| SHORT EXERCISE |
From the records, pick out and copy each line containing "обеспечения".

| INPUT RECORDS |
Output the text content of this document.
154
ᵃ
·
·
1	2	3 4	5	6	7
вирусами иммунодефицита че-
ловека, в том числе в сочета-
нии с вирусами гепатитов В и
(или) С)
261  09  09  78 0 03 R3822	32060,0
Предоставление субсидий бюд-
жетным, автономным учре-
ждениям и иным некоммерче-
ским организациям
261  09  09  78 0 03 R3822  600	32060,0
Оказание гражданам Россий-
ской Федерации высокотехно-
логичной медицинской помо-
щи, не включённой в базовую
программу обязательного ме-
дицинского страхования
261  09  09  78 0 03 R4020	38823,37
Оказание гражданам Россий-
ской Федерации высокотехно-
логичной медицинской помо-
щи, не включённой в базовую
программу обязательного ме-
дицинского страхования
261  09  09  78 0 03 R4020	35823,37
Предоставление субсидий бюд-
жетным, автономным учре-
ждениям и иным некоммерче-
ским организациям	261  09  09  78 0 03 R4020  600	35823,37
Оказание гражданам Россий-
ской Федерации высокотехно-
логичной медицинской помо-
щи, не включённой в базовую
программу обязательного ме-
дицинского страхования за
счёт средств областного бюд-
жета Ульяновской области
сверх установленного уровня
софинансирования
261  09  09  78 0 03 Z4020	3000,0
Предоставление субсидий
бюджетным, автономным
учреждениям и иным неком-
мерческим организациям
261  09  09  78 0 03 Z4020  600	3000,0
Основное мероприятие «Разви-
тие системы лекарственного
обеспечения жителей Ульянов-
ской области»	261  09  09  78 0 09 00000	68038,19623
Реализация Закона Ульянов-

==

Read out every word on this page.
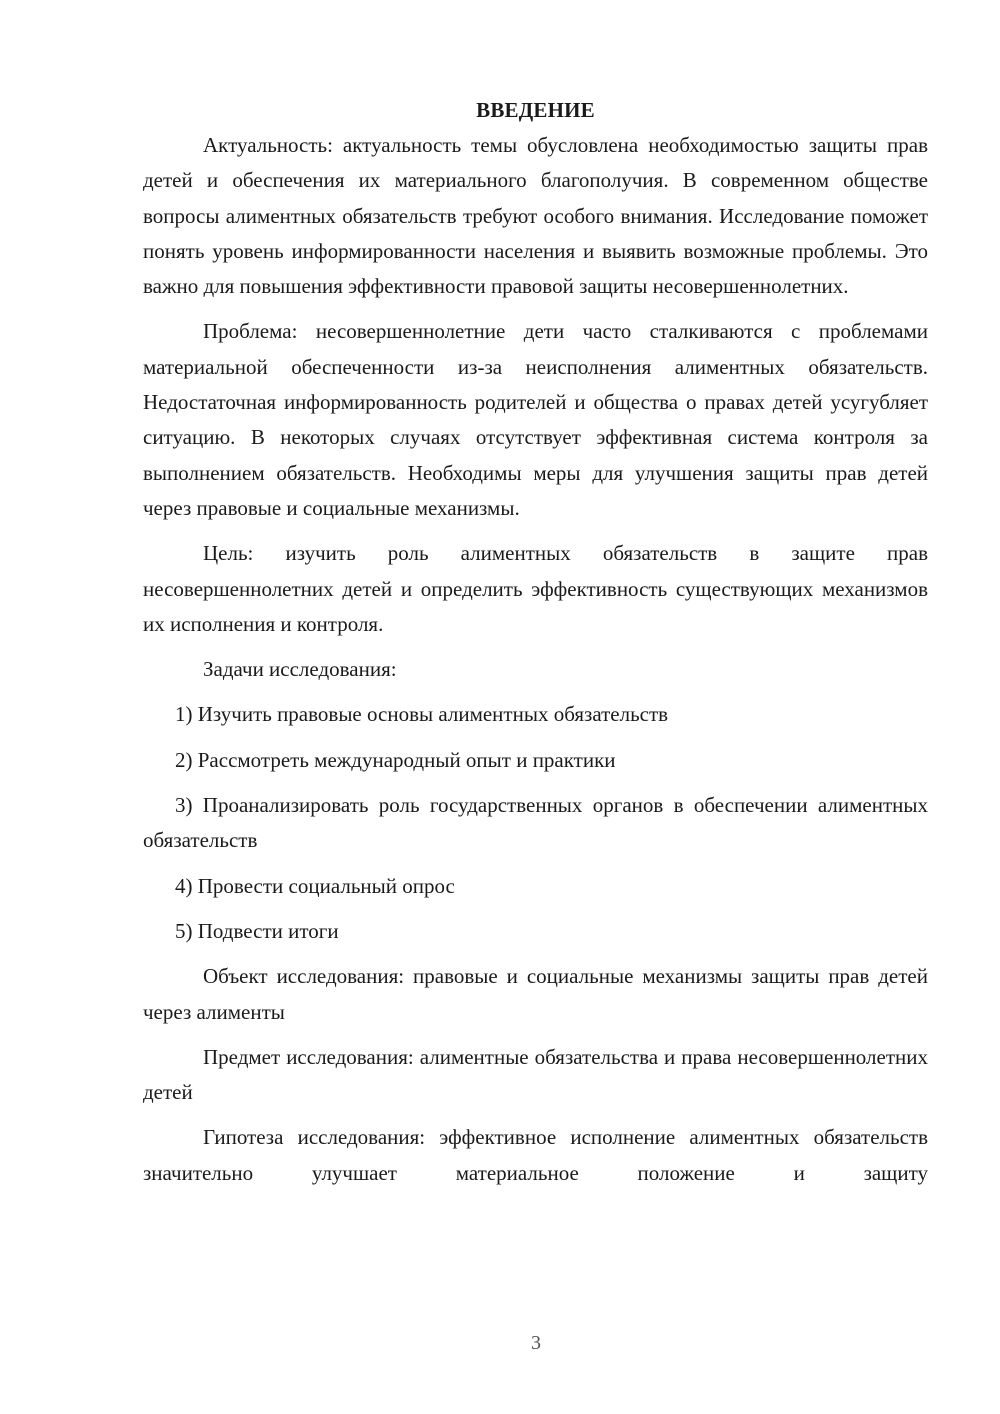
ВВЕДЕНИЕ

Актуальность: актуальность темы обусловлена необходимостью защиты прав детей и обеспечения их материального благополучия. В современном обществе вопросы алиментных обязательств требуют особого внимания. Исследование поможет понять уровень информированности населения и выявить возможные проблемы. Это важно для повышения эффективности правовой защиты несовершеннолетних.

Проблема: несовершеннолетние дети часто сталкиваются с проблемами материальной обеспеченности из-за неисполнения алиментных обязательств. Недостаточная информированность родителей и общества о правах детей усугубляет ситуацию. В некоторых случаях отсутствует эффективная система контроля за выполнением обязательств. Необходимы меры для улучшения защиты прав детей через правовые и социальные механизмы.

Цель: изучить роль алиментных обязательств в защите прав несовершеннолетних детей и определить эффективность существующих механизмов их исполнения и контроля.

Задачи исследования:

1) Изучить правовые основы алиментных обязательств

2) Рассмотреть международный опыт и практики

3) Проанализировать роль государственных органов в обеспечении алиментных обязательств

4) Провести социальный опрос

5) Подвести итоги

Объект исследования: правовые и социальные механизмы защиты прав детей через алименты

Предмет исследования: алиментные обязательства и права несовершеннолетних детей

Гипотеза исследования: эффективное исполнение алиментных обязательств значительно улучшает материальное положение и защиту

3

| THE RESULT |
обеспечения жителей Ульянов-
Актуальность: актуальность темы обусловлена необходимостью защиты прав детей и обеспечения их материального благополучия. В современном обществе вопросы алиментных обязательств требуют особого внимания. Исследование поможет понять уровень информированности населения и выявить возможные проблемы. Это важно для повышения эффективности правовой защиты несовершеннолетних.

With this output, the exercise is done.